[LISTED RECORDS]:
|---|

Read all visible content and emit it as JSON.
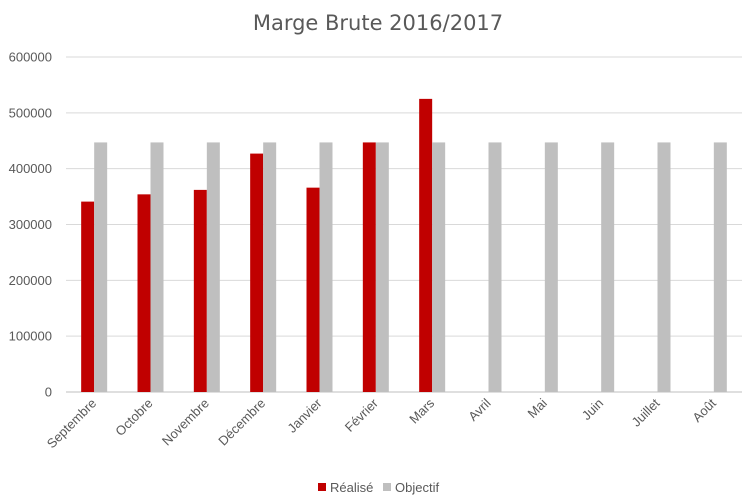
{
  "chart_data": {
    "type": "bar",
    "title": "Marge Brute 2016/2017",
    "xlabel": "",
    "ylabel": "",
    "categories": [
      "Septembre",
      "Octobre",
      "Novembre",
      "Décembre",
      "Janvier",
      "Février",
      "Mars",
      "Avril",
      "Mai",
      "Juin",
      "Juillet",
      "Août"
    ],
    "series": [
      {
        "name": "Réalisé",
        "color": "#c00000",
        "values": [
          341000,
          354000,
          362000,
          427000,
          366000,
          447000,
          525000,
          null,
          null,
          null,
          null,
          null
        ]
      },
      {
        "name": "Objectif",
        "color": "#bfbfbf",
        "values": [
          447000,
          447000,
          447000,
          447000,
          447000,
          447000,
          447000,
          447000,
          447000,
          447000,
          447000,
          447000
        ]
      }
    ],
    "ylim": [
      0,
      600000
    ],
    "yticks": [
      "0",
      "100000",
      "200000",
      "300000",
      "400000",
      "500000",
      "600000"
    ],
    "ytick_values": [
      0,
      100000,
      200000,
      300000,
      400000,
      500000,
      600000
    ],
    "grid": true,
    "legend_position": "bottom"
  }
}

|---|

[GIVEN PROBLEM]: Set the pictures aside and transcribe the data above exactly.

[CORRECT OUTPUT]:
Read all visible content and emit it as JSON.
{
  "chart_data": {
    "type": "bar",
    "title": "Marge Brute 2016/2017",
    "xlabel": "",
    "ylabel": "",
    "categories": [
      "Septembre",
      "Octobre",
      "Novembre",
      "Décembre",
      "Janvier",
      "Février",
      "Mars",
      "Avril",
      "Mai",
      "Juin",
      "Juillet",
      "Août"
    ],
    "series": [
      {
        "name": "Réalisé",
        "color": "#c00000",
        "values": [
          341000,
          354000,
          362000,
          427000,
          366000,
          447000,
          525000,
          null,
          null,
          null,
          null,
          null
        ]
      },
      {
        "name": "Objectif",
        "color": "#bfbfbf",
        "values": [
          447000,
          447000,
          447000,
          447000,
          447000,
          447000,
          447000,
          447000,
          447000,
          447000,
          447000,
          447000
        ]
      }
    ],
    "ylim": [
      0,
      600000
    ],
    "yticks": [
      "0",
      "100000",
      "200000",
      "300000",
      "400000",
      "500000",
      "600000"
    ],
    "ytick_values": [
      0,
      100000,
      200000,
      300000,
      400000,
      500000,
      600000
    ],
    "grid": true,
    "legend_position": "bottom"
  }
}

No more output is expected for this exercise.